What is needed:
Go through the records and extract every line with the word "Antidotaire".

(Collected data entries)

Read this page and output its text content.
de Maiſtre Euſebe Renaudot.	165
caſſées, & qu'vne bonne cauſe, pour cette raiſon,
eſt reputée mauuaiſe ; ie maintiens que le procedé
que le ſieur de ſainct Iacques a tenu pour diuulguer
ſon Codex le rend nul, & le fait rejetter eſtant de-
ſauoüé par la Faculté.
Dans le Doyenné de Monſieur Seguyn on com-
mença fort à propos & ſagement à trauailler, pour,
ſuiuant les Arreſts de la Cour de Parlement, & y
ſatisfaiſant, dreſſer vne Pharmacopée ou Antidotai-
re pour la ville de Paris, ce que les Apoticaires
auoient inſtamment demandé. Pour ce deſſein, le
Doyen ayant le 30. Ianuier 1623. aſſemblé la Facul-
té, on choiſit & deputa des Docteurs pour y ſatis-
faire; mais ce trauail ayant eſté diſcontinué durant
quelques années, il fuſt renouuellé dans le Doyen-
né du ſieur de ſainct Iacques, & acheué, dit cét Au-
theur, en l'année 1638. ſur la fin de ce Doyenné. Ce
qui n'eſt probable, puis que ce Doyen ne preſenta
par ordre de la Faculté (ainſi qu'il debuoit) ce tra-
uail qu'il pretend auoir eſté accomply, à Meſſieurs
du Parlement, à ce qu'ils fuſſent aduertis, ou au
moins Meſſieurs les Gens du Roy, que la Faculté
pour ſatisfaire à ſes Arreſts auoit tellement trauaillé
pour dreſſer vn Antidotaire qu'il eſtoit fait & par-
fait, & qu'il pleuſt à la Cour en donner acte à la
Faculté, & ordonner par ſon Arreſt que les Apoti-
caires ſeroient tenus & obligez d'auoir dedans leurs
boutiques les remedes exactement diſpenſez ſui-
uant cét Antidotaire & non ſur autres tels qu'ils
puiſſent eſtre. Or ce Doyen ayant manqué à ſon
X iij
--
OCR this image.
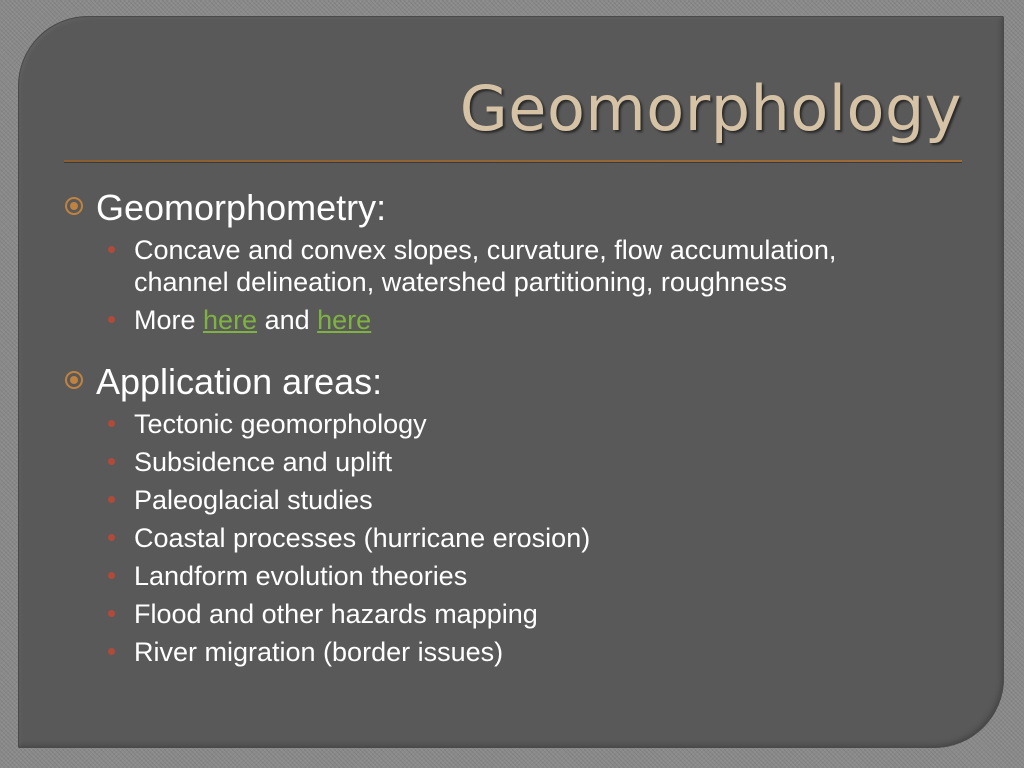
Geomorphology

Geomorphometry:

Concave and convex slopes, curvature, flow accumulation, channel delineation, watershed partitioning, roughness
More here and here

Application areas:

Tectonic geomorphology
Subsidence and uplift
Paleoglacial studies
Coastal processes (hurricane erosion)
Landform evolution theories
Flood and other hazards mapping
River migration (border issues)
* * *
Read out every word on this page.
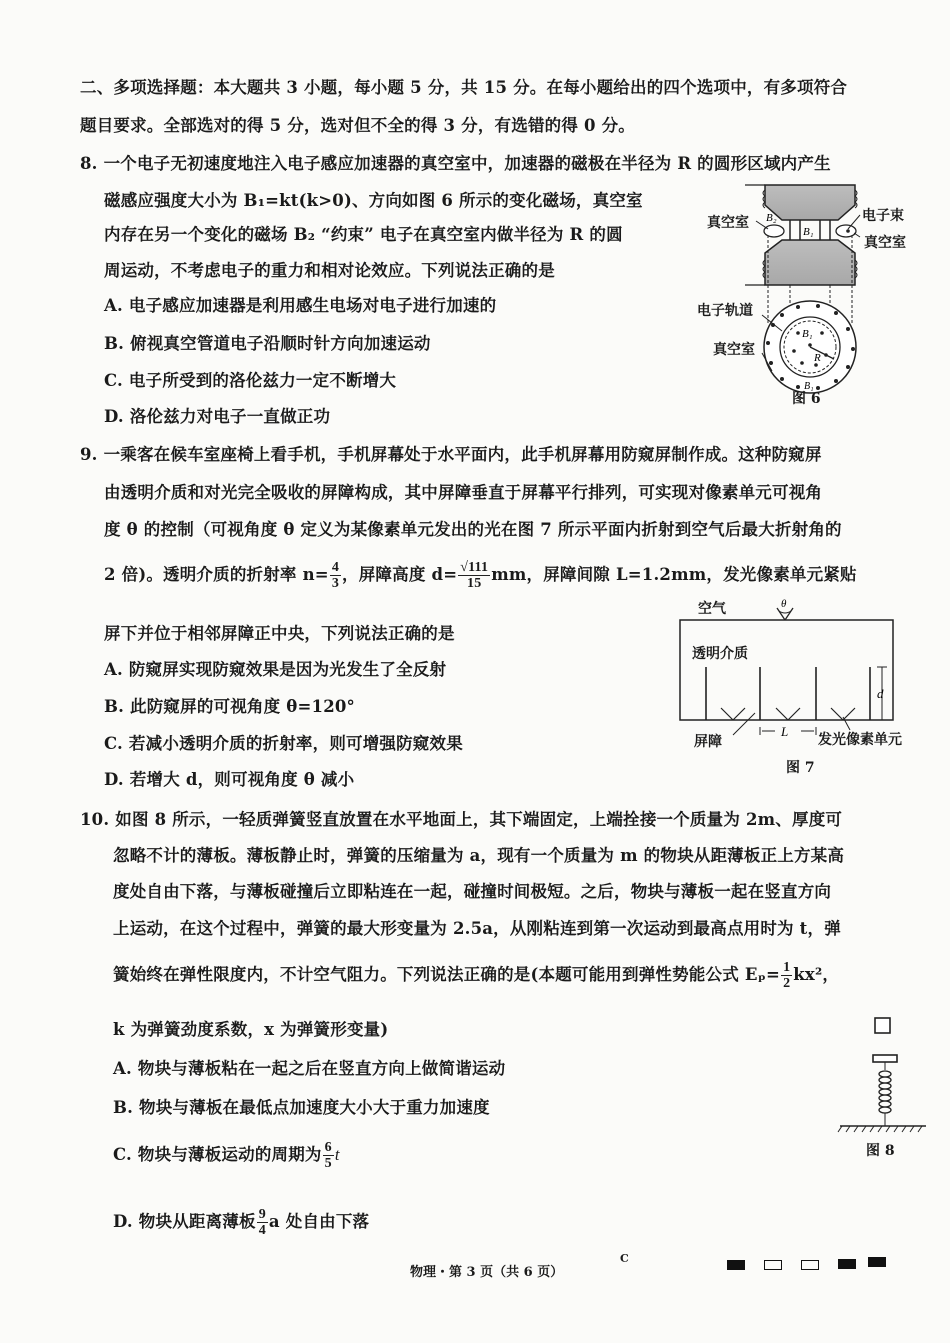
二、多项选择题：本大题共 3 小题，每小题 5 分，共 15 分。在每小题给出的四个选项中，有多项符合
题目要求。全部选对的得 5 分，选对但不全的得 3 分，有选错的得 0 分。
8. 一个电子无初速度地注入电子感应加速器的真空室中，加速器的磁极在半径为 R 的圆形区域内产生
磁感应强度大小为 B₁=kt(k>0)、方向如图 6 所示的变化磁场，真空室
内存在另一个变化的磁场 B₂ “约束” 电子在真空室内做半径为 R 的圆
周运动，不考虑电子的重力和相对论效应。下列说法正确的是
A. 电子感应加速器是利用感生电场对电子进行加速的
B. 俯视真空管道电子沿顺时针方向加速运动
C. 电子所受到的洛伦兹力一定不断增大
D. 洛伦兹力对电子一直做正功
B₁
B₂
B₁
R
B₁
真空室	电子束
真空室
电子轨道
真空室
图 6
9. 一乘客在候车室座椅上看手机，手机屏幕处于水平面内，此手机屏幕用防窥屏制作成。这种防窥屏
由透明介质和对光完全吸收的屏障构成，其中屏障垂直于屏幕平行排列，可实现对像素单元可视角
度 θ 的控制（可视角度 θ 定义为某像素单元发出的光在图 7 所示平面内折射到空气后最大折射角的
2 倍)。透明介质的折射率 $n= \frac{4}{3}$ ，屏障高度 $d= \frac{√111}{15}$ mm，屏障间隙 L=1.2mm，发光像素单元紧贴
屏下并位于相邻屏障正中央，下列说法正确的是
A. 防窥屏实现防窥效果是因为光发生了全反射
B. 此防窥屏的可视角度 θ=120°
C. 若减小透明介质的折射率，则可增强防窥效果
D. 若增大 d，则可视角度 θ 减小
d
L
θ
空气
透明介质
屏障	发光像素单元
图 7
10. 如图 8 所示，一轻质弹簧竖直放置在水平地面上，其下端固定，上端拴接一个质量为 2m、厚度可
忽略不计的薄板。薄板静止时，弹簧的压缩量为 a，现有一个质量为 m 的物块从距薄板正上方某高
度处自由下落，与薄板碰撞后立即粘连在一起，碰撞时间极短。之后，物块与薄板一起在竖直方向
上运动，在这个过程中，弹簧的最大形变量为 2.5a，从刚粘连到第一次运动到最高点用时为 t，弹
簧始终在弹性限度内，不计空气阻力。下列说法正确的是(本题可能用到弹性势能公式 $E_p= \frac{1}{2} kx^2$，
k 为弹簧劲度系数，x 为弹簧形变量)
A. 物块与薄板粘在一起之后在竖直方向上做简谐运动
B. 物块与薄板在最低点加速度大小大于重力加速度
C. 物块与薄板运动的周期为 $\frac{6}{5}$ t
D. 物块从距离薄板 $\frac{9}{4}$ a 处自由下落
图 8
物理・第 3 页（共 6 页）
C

Result of this task:
pour dreſſer vn Antidotaire qu'il eſtoit fait & par-
uant cét Antidotaire & non ſur autres tels qu'ils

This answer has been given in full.